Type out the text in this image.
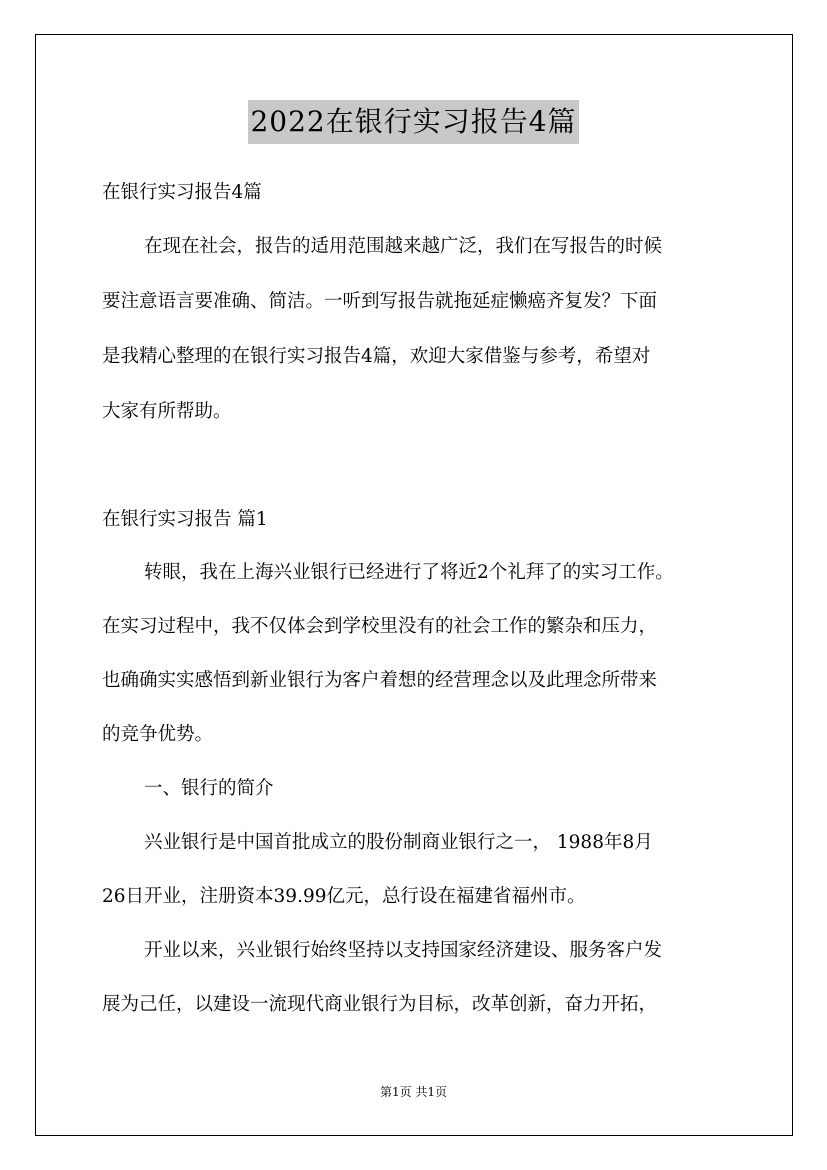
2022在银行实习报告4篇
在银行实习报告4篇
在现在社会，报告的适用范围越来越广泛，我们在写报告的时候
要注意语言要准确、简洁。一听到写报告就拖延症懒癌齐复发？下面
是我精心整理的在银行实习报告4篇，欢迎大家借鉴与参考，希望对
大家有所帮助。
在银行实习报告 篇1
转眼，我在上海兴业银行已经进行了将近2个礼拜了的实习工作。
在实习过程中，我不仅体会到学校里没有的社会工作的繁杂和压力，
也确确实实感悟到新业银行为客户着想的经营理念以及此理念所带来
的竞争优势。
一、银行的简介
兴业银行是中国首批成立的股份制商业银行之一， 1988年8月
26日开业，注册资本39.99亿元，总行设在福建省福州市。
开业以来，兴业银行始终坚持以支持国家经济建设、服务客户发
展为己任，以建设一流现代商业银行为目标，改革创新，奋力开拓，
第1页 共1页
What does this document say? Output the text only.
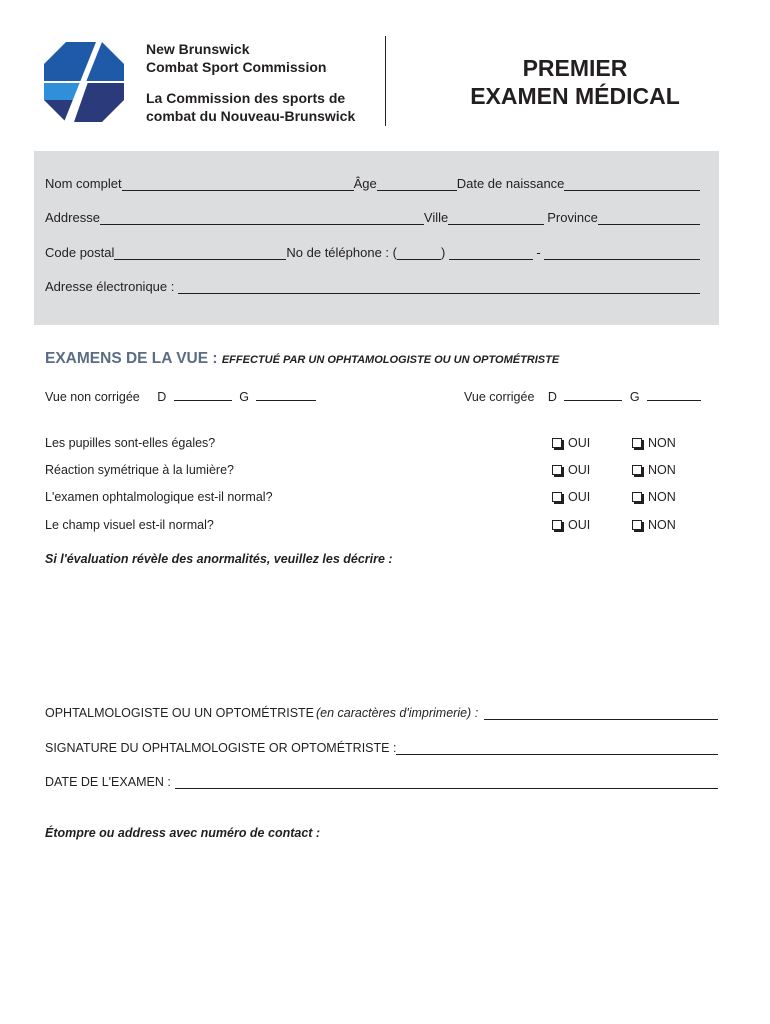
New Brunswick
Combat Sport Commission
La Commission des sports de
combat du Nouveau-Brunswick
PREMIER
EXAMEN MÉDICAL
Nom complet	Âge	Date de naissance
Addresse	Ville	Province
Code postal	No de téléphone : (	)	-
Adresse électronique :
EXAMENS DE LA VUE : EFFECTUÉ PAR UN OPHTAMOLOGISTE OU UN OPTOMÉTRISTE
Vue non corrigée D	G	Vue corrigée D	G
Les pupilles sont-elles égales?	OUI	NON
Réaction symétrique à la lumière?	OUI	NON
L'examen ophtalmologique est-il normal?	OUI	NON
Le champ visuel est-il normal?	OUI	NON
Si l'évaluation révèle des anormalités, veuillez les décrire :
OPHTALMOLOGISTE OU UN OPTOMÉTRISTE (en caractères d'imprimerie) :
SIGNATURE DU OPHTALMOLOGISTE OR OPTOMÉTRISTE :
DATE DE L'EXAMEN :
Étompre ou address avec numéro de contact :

*What is needed*
Retype the entries word for word. Omit any images.

*Finished task*
Type out the text in this image.
2022在银行实习报告4篇
在银行实习报告4篇
在现在社会，报告的适用范围越来越广泛，我们在写报告的时候
要注意语言要准确、简洁。一听到写报告就拖延症懒癌齐复发？下面
是我精心整理的在银行实习报告4篇，欢迎大家借鉴与参考，希望对
大家有所帮助。
在银行实习报告 篇1
转眼，我在上海兴业银行已经进行了将近2个礼拜了的实习工作。
在实习过程中，我不仅体会到学校里没有的社会工作的繁杂和压力，
也确确实实感悟到新业银行为客户着想的经营理念以及此理念所带来
的竞争优势。
一、银行的简介
兴业银行是中国首批成立的股份制商业银行之一， 1988年8月
26日开业，注册资本39.99亿元，总行设在福建省福州市。
开业以来，兴业银行始终坚持以支持国家经济建设、服务客户发
展为己任，以建设一流现代商业银行为目标，改革创新，奋力开拓，
第1页 共1页
What does this document say? Output the text only.
New Brunswick
Combat Sport Commission
La Commission des sports de
combat du Nouveau-Brunswick
PREMIER
EXAMEN MÉDICAL
Nom complet	Âge	Date de naissance
Addresse	Ville	Province
Code postal	No de téléphone : (	)	-
Adresse électronique :
EXAMENS DE LA VUE : EFFECTUÉ PAR UN OPHTAMOLOGISTE OU UN OPTOMÉTRISTE
Vue non corrigée D	G	Vue corrigée D	G
Les pupilles sont-elles égales?	OUI	NON
Réaction symétrique à la lumière?	OUI	NON
L'examen ophtalmologique est-il normal?	OUI	NON
Le champ visuel est-il normal?	OUI	NON
Si l'évaluation révèle des anormalités, veuillez les décrire :
OPHTALMOLOGISTE OU UN OPTOMÉTRISTE (en caractères d'imprimerie) :
SIGNATURE DU OPHTALMOLOGISTE OR OPTOMÉTRISTE :
DATE DE L'EXAMEN :
Étompre ou address avec numéro de contact :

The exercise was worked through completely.